# Stated exercise:
Select from the records below every line that has the word "America" in it.

Source records
========================================

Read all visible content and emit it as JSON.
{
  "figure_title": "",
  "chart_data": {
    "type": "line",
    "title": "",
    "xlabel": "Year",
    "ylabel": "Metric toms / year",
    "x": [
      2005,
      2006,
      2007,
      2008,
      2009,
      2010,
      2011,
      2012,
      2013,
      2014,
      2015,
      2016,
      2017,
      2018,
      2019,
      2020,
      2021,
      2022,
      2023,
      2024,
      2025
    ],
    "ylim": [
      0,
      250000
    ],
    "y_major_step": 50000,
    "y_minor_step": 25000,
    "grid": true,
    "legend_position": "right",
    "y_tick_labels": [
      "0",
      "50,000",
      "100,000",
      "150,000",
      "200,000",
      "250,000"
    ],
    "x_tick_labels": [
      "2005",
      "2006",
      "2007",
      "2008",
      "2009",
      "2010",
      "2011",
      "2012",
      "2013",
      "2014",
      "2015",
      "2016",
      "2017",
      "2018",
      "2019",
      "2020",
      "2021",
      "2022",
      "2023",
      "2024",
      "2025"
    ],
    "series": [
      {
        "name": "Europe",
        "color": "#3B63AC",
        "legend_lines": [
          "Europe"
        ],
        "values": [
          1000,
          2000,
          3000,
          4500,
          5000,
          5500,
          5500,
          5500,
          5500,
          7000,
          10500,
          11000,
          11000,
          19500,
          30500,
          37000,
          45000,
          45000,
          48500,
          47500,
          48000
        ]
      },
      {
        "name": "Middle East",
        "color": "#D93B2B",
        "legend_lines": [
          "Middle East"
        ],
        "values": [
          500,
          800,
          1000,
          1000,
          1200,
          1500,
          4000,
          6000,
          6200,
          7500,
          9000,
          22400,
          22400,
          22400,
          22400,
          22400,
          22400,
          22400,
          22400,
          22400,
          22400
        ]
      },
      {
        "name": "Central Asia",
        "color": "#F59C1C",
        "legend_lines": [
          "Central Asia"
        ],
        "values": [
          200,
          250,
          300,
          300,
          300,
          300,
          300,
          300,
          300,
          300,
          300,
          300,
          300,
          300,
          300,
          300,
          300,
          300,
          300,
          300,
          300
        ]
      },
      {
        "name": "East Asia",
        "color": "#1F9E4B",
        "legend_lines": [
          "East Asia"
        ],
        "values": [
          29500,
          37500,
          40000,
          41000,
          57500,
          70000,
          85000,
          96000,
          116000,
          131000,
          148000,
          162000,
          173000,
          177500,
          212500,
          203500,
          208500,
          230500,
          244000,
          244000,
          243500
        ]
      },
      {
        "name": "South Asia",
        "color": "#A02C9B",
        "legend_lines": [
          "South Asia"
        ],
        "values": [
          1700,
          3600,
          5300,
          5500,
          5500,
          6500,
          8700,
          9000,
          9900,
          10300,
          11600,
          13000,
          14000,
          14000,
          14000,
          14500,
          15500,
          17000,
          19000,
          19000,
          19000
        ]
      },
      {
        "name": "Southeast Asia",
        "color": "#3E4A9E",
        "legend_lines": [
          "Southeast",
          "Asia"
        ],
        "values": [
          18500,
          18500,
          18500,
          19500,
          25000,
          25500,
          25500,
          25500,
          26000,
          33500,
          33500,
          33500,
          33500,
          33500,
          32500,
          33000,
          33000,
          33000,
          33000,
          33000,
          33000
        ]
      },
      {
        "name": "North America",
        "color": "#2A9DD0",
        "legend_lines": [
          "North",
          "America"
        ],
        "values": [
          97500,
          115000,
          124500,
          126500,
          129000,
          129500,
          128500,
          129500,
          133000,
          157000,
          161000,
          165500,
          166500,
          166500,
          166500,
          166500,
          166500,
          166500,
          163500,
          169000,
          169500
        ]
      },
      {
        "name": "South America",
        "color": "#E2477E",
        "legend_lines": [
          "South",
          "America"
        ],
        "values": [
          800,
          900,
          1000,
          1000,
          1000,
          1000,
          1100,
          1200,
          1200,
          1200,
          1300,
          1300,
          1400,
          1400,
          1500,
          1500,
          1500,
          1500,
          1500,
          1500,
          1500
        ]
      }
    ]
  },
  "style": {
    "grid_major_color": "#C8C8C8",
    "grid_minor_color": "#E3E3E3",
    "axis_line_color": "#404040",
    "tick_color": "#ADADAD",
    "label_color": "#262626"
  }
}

========================================

# Exercise output:
        "name": "North America",
          "America"
        "name": "South America",
          "America"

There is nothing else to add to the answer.